**Task brief**
Set all the material down again unchanged, without the pictures.

**Input records**
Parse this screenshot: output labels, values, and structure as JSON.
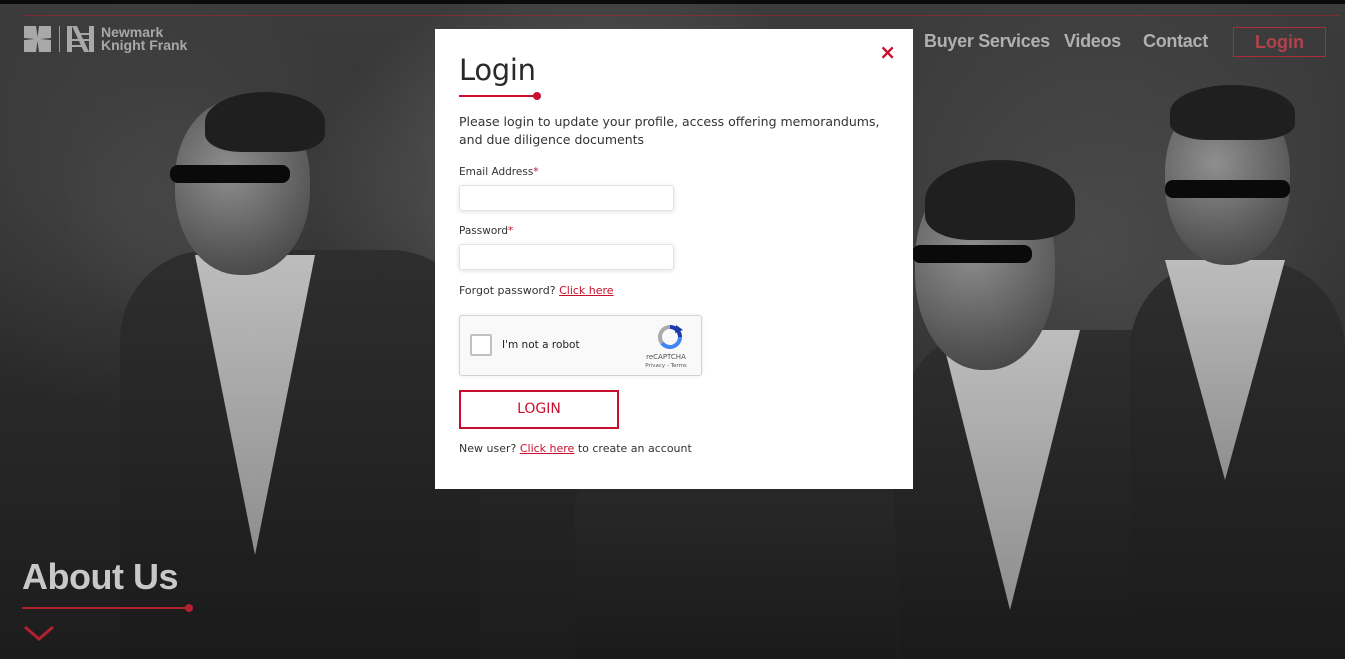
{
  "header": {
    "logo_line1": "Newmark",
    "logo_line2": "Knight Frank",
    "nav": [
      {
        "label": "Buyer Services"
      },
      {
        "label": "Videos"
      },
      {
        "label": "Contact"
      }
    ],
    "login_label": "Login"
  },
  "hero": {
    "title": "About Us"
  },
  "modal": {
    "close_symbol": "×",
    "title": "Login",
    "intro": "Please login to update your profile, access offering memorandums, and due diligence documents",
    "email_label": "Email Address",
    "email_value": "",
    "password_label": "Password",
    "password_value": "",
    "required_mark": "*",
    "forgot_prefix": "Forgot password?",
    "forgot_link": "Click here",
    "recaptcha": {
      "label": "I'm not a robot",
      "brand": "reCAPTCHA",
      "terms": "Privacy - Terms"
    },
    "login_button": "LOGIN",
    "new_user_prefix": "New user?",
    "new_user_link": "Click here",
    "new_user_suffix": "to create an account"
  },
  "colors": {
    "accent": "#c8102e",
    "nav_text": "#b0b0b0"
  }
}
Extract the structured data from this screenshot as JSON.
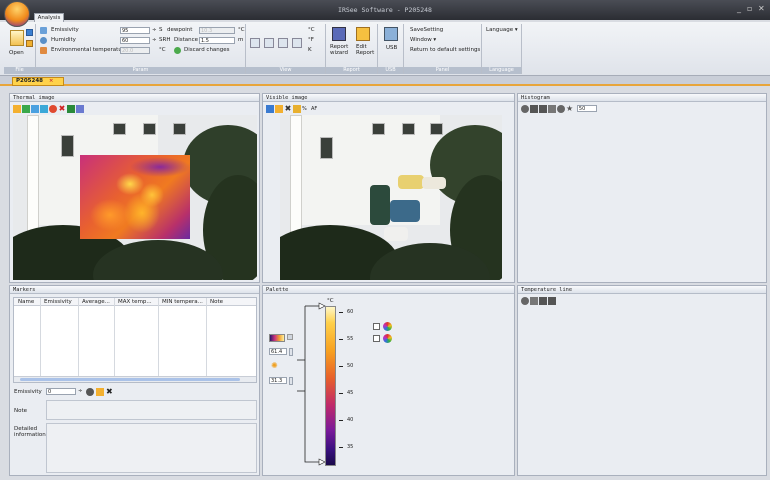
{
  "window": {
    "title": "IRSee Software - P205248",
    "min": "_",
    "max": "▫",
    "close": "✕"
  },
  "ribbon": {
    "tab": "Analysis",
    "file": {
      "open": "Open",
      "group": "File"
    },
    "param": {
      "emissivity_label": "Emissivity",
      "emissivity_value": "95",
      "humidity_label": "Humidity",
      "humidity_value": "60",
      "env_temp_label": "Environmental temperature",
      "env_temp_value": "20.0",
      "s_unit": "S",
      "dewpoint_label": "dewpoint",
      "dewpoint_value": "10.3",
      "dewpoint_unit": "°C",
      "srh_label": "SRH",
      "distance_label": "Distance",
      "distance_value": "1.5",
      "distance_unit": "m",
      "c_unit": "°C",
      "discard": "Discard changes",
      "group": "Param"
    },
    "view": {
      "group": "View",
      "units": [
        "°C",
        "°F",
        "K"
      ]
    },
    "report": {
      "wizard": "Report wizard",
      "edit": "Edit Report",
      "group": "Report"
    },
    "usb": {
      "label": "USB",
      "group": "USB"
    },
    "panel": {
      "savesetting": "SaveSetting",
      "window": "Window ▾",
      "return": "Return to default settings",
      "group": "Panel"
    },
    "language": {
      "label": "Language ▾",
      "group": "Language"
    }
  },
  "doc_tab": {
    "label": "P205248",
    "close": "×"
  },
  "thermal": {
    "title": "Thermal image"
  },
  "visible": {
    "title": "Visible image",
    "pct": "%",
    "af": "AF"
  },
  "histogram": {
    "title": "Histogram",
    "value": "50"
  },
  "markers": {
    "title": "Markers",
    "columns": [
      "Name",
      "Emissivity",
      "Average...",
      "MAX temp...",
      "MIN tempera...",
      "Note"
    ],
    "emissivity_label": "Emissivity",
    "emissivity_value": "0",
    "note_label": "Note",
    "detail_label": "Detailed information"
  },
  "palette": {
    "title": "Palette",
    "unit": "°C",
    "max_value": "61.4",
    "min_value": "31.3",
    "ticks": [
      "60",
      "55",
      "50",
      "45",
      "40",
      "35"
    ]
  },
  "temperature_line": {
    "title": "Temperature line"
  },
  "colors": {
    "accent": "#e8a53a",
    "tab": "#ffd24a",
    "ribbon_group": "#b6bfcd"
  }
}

**Response to this task**
Parse this screenshot: output labels, values, and structure as JSON.
{
  "header": {
    "logo_line1": "Newmark",
    "logo_line2": "Knight Frank",
    "nav": [
      {
        "label": "Buyer Services"
      },
      {
        "label": "Videos"
      },
      {
        "label": "Contact"
      }
    ],
    "login_label": "Login"
  },
  "hero": {
    "title": "About Us"
  },
  "modal": {
    "close_symbol": "×",
    "title": "Login",
    "intro": "Please login to update your profile, access offering memorandums, and due diligence documents",
    "email_label": "Email Address",
    "email_value": "",
    "password_label": "Password",
    "password_value": "",
    "required_mark": "*",
    "forgot_prefix": "Forgot password?",
    "forgot_link": "Click here",
    "recaptcha": {
      "label": "I'm not a robot",
      "brand": "reCAPTCHA",
      "terms": "Privacy - Terms"
    },
    "login_button": "LOGIN",
    "new_user_prefix": "New user?",
    "new_user_link": "Click here",
    "new_user_suffix": "to create an account"
  },
  "colors": {
    "accent": "#c8102e",
    "nav_text": "#b0b0b0"
  }
}
Extract the structured data from this screenshot as JSON.
{
  "window": {
    "title": "IRSee Software - P205248",
    "min": "_",
    "max": "▫",
    "close": "✕"
  },
  "ribbon": {
    "tab": "Analysis",
    "file": {
      "open": "Open",
      "group": "File"
    },
    "param": {
      "emissivity_label": "Emissivity",
      "emissivity_value": "95",
      "humidity_label": "Humidity",
      "humidity_value": "60",
      "env_temp_label": "Environmental temperature",
      "env_temp_value": "20.0",
      "s_unit": "S",
      "dewpoint_label": "dewpoint",
      "dewpoint_value": "10.3",
      "dewpoint_unit": "°C",
      "srh_label": "SRH",
      "distance_label": "Distance",
      "distance_value": "1.5",
      "distance_unit": "m",
      "c_unit": "°C",
      "discard": "Discard changes",
      "group": "Param"
    },
    "view": {
      "group": "View",
      "units": [
        "°C",
        "°F",
        "K"
      ]
    },
    "report": {
      "wizard": "Report wizard",
      "edit": "Edit Report",
      "group": "Report"
    },
    "usb": {
      "label": "USB",
      "group": "USB"
    },
    "panel": {
      "savesetting": "SaveSetting",
      "window": "Window ▾",
      "return": "Return to default settings",
      "group": "Panel"
    },
    "language": {
      "label": "Language ▾",
      "group": "Language"
    }
  },
  "doc_tab": {
    "label": "P205248",
    "close": "×"
  },
  "thermal": {
    "title": "Thermal image"
  },
  "visible": {
    "title": "Visible image",
    "pct": "%",
    "af": "AF"
  },
  "histogram": {
    "title": "Histogram",
    "value": "50"
  },
  "markers": {
    "title": "Markers",
    "columns": [
      "Name",
      "Emissivity",
      "Average...",
      "MAX temp...",
      "MIN tempera...",
      "Note"
    ],
    "emissivity_label": "Emissivity",
    "emissivity_value": "0",
    "note_label": "Note",
    "detail_label": "Detailed information"
  },
  "palette": {
    "title": "Palette",
    "unit": "°C",
    "max_value": "61.4",
    "min_value": "31.3",
    "ticks": [
      "60",
      "55",
      "50",
      "45",
      "40",
      "35"
    ]
  },
  "temperature_line": {
    "title": "Temperature line"
  },
  "colors": {
    "accent": "#e8a53a",
    "tab": "#ffd24a",
    "ribbon_group": "#b6bfcd"
  }
}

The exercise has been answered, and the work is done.